Extracted records:
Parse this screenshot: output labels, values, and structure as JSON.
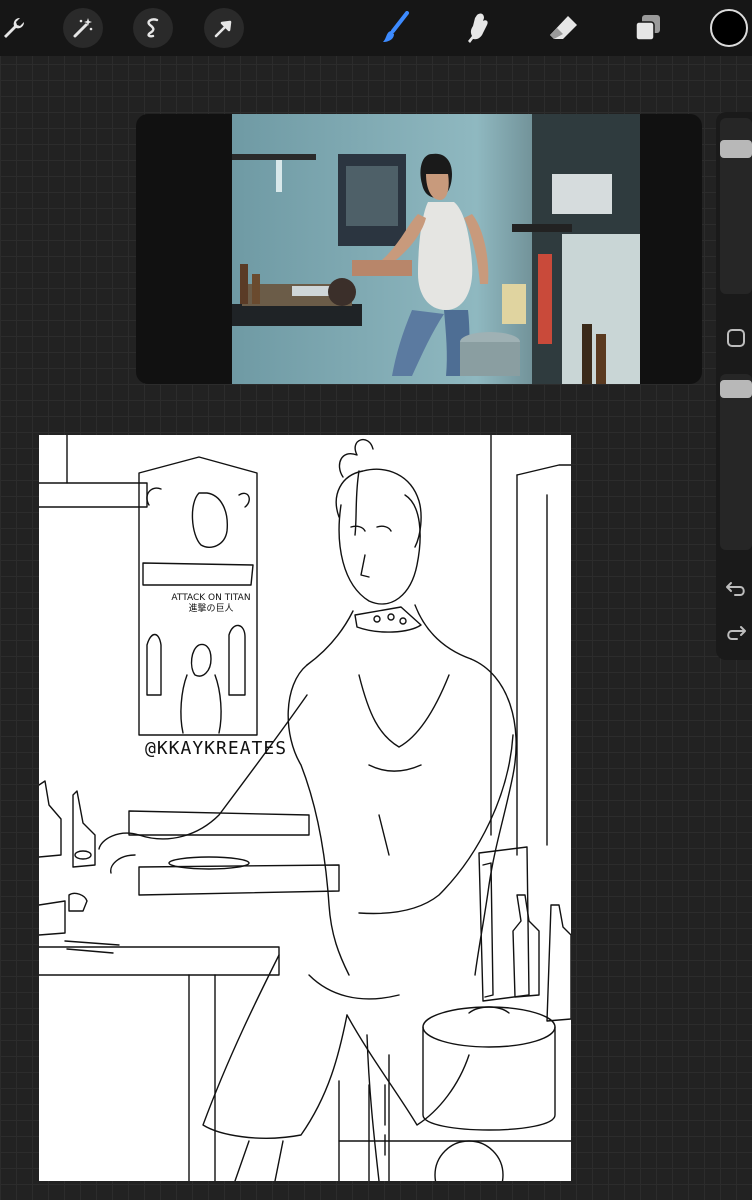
{
  "toolbar": {
    "tools": [
      {
        "name": "wrench-icon",
        "active": false
      },
      {
        "name": "magic-wand-icon",
        "active": false
      },
      {
        "name": "selection-icon",
        "active": false
      },
      {
        "name": "transform-arrow-icon",
        "active": false
      },
      {
        "name": "brush-icon",
        "active": true
      },
      {
        "name": "smudge-icon",
        "active": false
      },
      {
        "name": "eraser-icon",
        "active": false
      },
      {
        "name": "layers-icon",
        "active": false
      }
    ],
    "active_color": "#000000",
    "accent_color": "#3d8bff"
  },
  "canvas": {
    "watermark": "@KKAYKREATES",
    "poster_text": "ATTACK ON TITAN 進撃の巨人"
  },
  "sidebar": {
    "brush_size_level": 0.14,
    "opacity_level": 0.04,
    "buttons": [
      "modify-button-icon",
      "undo-icon",
      "redo-icon"
    ]
  }
}
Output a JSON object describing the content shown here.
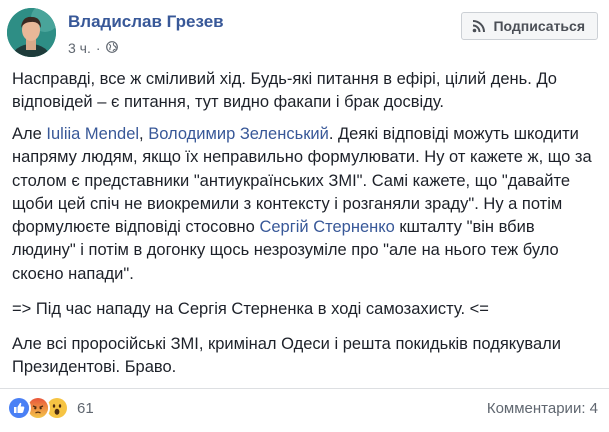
{
  "author": {
    "name": "Владислав Грезев",
    "time": "3 ч.",
    "subscribe_label": "Подписаться"
  },
  "post": {
    "p1": "Насправді, все ж сміливий хід. Будь-які питання в ефірі, цілий день. До відповідей – є питання, тут видно факапи і брак досвіду.",
    "p2": {
      "t1": "Але ",
      "link1": "Iuliia Mendel",
      "t2": ", ",
      "link2": "Володимир Зеленський",
      "t3": ". Деякі відповіді можуть шкодити напряму людям, якщо їх неправильно формулювати. Ну от кажете ж, що за столом є представники \"антиукраїнських ЗМІ\". Самі кажете, що \"давайте щоби цей спіч не виокремили з контексту і розганяли зраду\". Ну а потім формулюєте відповіді стосовно ",
      "link3": "Сергій Стерненко",
      "t4": " кшталту \"він вбив людину\" і потім в догонку щось незрозуміле про \"але на нього теж було скоєно напади\"."
    },
    "p3": "=> Під час нападу на Сергія Стерненка в ході самозахисту. <=",
    "p4": "Але всі проросійські ЗМІ, кримінал Одеси і решта покидьків подякували Президентові. Браво."
  },
  "footer": {
    "reactions": [
      "like",
      "angry",
      "wow"
    ],
    "reaction_count": "61",
    "comments_label": "Комментарии: 4"
  },
  "colors": {
    "link": "#385898",
    "text": "#1d2129",
    "meta": "#606770"
  }
}
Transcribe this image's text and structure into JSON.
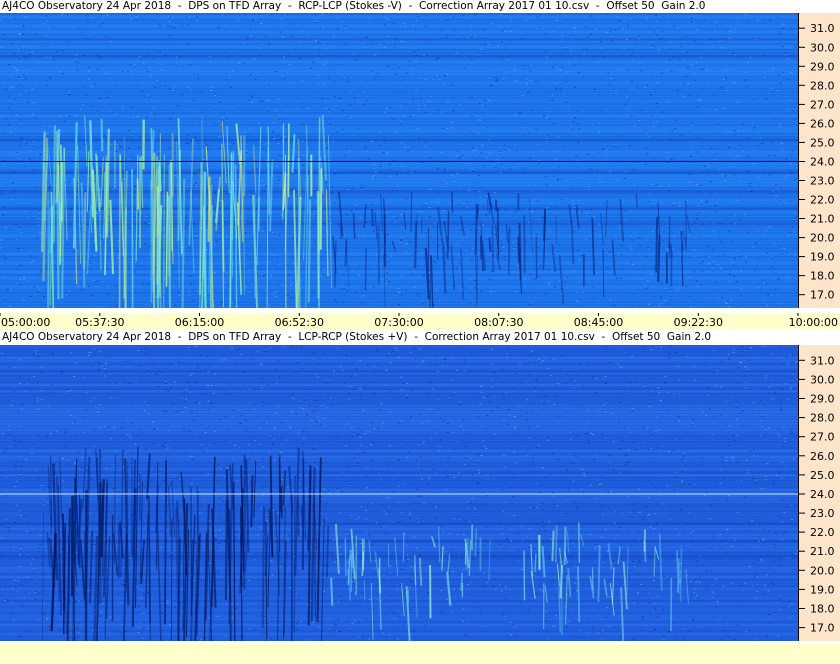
{
  "chart_data": [
    {
      "type": "heatmap",
      "title": "AJ4CO Observatory 24 Apr 2018  -  DPS on TFD Array  -  RCP-LCP (Stokes -V)  -  Correction Array 2017 01 10.csv  -  Offset 50  Gain 2.0",
      "xlabel": "",
      "ylabel": "",
      "x_ticks": [
        "05:00:00",
        "05:37:30",
        "06:15:00",
        "06:52:30",
        "07:30:00",
        "08:07:30",
        "08:45:00",
        "09:22:30",
        "10:00:00"
      ],
      "x_range": [
        "05:00:00",
        "10:00:00"
      ],
      "y_ticks": [
        31.0,
        30.0,
        29.0,
        28.0,
        27.0,
        26.0,
        25.0,
        24.0,
        23.0,
        22.0,
        21.0,
        20.0,
        19.0,
        18.0,
        17.0
      ],
      "y_tick_labels": [
        "31.0",
        "30.0",
        "29.0",
        "28.0",
        "27.0",
        "26.0",
        "25.0",
        "24.0",
        "23.0",
        "22.0",
        "21.0",
        "20.0",
        "19.0",
        "18.0",
        "17.0"
      ],
      "y_range": [
        16.3,
        31.8
      ],
      "background_color": "#1e78f0",
      "emission_polarity": "bright"
    },
    {
      "type": "heatmap",
      "title": "AJ4CO Observatory 24 Apr 2018  -  DPS on TFD Array  -  LCP-RCP (Stokes +V)  -  Correction Array 2017 01 10.csv  -  Offset 50  Gain 2.0",
      "xlabel": "",
      "ylabel": "",
      "x_ticks": [],
      "y_ticks": [
        31.0,
        30.0,
        29.0,
        28.0,
        27.0,
        26.0,
        25.0,
        24.0,
        23.0,
        22.0,
        21.0,
        20.0,
        19.0,
        18.0,
        17.0
      ],
      "y_tick_labels": [
        "31.0",
        "30.0",
        "29.0",
        "28.0",
        "27.0",
        "26.0",
        "25.0",
        "24.0",
        "23.0",
        "22.0",
        "21.0",
        "20.0",
        "19.0",
        "18.0",
        "17.0"
      ],
      "y_range": [
        16.3,
        31.8
      ],
      "background_color": "#2060e0",
      "emission_polarity": "dark"
    }
  ],
  "colors": {
    "axis_panel": "#fde5cc",
    "time_axis": "#ffffcc",
    "plot_a": "#1e78f0",
    "plot_b": "#2060e0"
  }
}
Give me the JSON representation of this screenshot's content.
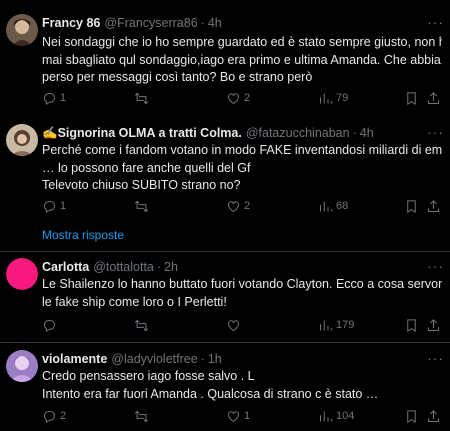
{
  "tweets": [
    {
      "name": "Francy 86",
      "handle": "@Francyserra86",
      "time": "4h",
      "lines": [
        "Nei sondaggi che io ho sempre guardato ed è stato sempre giusto, non ha",
        "mai sbagliato qul sondaggio,iago era primo e ultima Amanda. Che abbia",
        "perso per messaggi così tanto? Bo e strano però"
      ],
      "replies": "1",
      "retweets": "",
      "likes": "2",
      "views": "79"
    },
    {
      "name": "✍️Signorina OLMA a tratti Colma.",
      "handle": "@fatazucchinaban",
      "time": "4h",
      "lines": [
        "Perché come i fandom votano in modo FAKE inventandosi miliardi di email",
        "… lo possono fare anche quelli del Gf",
        "Televoto chiuso SUBITO strano no?"
      ],
      "replies": "1",
      "retweets": "",
      "likes": "2",
      "views": "68"
    },
    {
      "name": "Carlotta",
      "handle": "@tottalotta",
      "time": "2h",
      "lines": [
        "Le Shailenzo lo hanno buttato fuori votando Clayton. Ecco a cosa servono",
        "le fake ship come loro o I Perletti!"
      ],
      "replies": "",
      "retweets": "",
      "likes": "",
      "views": "179"
    },
    {
      "name": "violamente",
      "handle": "@ladyvioletfree",
      "time": "1h",
      "lines": [
        "Credo pensassero iago fosse salvo . L",
        "Intento era far fuori Amanda . Qualcosa di strano c è stato …"
      ],
      "replies": "2",
      "retweets": "",
      "likes": "1",
      "views": "104"
    }
  ],
  "show_replies_label": "Mostra risposte",
  "separator": "·",
  "more_icon": "more-icon",
  "colors": {
    "background": "#000000",
    "text": "#e7e9ea",
    "muted": "#71767b",
    "link": "#1d9bf0",
    "divider": "#2f3336",
    "carlotta_avatar": "#f91880"
  }
}
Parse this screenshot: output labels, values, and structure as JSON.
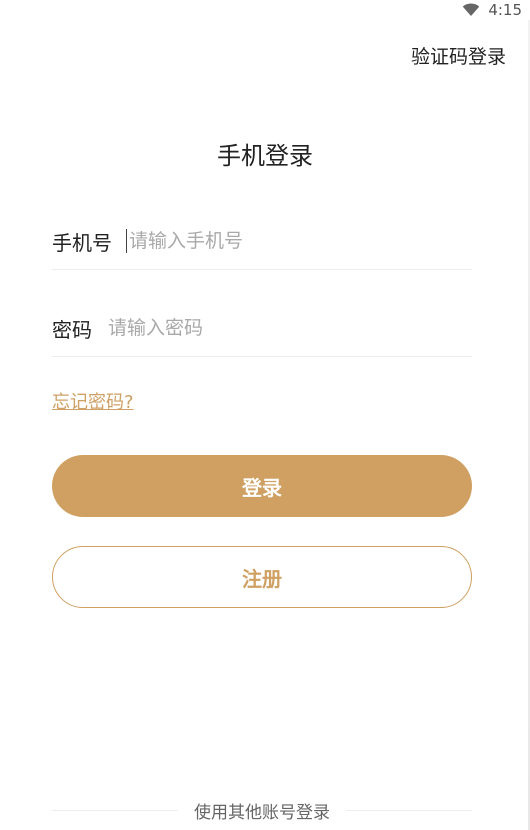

#### [Job]
Give only a number: how many lines of the data hold the string "this"?

#### [Completed task]
4